Work required: Extract and list every line that contains the word "normal".

Items:
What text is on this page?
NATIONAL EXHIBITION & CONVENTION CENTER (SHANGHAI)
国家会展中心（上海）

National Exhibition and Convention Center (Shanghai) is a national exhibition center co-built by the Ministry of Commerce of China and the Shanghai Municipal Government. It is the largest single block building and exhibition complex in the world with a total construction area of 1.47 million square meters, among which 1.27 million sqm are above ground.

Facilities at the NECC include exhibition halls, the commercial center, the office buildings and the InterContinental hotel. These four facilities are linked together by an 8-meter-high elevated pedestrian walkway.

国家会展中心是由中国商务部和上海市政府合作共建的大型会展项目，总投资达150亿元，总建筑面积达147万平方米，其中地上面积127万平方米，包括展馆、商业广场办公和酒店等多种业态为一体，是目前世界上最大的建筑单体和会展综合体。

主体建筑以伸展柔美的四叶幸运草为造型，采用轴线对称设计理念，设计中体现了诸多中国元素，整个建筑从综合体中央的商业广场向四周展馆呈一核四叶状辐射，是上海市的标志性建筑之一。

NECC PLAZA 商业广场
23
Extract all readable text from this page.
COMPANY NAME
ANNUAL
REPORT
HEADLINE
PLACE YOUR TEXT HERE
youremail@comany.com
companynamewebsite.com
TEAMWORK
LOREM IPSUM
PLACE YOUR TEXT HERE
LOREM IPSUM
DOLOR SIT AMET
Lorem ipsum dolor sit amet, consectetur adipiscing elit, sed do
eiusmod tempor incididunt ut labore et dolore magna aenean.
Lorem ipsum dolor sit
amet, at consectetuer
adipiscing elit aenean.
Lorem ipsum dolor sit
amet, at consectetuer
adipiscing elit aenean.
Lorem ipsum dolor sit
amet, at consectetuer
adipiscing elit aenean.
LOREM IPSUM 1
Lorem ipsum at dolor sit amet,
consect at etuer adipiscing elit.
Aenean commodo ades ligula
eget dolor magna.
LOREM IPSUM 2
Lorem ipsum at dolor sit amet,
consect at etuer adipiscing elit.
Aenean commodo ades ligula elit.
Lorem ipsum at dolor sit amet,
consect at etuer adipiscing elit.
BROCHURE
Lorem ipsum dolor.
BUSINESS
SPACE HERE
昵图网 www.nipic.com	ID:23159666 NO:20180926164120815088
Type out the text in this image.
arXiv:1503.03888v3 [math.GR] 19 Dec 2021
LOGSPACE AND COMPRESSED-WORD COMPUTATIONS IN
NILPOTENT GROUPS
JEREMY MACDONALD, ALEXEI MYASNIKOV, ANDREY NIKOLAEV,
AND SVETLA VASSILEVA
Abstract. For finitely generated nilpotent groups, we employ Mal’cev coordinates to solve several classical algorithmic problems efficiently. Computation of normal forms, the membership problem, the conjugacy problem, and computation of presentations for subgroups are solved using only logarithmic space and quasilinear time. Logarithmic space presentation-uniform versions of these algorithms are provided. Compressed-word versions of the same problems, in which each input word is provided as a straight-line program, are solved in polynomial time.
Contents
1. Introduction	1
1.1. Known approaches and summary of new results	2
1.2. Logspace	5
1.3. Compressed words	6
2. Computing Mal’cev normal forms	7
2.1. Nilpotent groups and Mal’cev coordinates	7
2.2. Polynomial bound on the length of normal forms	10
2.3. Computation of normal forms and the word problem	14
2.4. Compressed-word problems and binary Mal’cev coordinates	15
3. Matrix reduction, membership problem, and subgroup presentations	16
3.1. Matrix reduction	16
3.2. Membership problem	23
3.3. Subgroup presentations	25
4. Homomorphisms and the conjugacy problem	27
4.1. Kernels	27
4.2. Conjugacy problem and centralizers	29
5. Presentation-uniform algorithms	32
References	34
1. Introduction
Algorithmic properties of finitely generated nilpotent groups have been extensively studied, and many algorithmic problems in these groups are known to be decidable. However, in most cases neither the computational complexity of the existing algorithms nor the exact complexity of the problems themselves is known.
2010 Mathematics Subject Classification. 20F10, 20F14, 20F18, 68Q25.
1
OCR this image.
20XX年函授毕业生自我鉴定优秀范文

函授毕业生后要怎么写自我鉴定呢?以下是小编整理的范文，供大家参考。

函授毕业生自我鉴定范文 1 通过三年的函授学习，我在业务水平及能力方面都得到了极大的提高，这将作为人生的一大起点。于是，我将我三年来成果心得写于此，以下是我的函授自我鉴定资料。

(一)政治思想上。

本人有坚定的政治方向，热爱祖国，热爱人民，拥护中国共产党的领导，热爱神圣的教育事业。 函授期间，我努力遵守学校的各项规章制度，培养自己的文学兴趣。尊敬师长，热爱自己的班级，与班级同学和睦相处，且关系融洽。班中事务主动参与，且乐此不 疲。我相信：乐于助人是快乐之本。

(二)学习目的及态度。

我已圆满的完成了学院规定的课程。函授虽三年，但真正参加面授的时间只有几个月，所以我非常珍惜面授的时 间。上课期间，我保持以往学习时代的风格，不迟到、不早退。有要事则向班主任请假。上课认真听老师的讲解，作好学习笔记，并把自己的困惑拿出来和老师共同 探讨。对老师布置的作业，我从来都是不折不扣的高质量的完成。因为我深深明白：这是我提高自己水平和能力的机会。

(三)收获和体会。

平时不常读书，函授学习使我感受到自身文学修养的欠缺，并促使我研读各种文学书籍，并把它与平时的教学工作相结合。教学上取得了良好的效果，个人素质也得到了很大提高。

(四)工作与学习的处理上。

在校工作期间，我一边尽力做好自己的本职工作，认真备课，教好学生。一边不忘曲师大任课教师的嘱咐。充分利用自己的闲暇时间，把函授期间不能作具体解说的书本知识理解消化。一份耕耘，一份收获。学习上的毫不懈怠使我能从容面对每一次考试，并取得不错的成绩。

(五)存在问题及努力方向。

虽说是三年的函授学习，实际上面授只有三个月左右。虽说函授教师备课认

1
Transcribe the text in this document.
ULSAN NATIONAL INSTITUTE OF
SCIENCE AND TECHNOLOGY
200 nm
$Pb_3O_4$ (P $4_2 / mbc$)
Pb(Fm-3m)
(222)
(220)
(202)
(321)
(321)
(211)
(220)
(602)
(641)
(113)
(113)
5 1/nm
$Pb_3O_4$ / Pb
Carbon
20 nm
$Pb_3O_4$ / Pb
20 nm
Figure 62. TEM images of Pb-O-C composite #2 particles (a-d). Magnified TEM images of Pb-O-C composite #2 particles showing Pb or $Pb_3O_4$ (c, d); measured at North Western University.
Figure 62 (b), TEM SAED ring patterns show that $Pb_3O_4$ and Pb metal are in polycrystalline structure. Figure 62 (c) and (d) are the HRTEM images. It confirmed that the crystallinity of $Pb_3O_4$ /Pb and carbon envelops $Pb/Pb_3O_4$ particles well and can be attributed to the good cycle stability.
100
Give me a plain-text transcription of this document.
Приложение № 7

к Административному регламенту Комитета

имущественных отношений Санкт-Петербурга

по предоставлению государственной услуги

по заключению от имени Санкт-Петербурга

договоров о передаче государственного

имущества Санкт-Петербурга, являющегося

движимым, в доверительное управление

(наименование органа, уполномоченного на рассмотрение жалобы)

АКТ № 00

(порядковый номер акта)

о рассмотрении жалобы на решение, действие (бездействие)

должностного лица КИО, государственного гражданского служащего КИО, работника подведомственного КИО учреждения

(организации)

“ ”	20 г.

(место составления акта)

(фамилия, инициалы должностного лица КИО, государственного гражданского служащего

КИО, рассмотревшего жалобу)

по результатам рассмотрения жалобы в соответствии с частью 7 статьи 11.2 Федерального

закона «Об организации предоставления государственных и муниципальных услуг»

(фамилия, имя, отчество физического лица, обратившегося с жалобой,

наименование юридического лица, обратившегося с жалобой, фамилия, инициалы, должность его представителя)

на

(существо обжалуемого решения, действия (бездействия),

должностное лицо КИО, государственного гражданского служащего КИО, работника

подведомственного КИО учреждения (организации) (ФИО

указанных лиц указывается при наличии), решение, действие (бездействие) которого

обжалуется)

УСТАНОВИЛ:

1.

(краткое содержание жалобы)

Correct output:
Abstract. For finitely generated nilpotent groups, we employ Mal’cev coordinates to solve several classical algorithmic problems efficiently. Computation of normal forms, the membership problem, the conjugacy problem, and computation of presentations for subgroups are solved using only logarithmic space and quasilinear time. Logarithmic space presentation-uniform versions of these algorithms are provided. Compressed-word versions of the same problems, in which each input word is provided as a straight-line program, are solved in polynomial time.
2. Computing Mal’cev normal forms	7
2.2. Polynomial bound on the length of normal forms	10
2.3. Computation of normal forms and the word problem	14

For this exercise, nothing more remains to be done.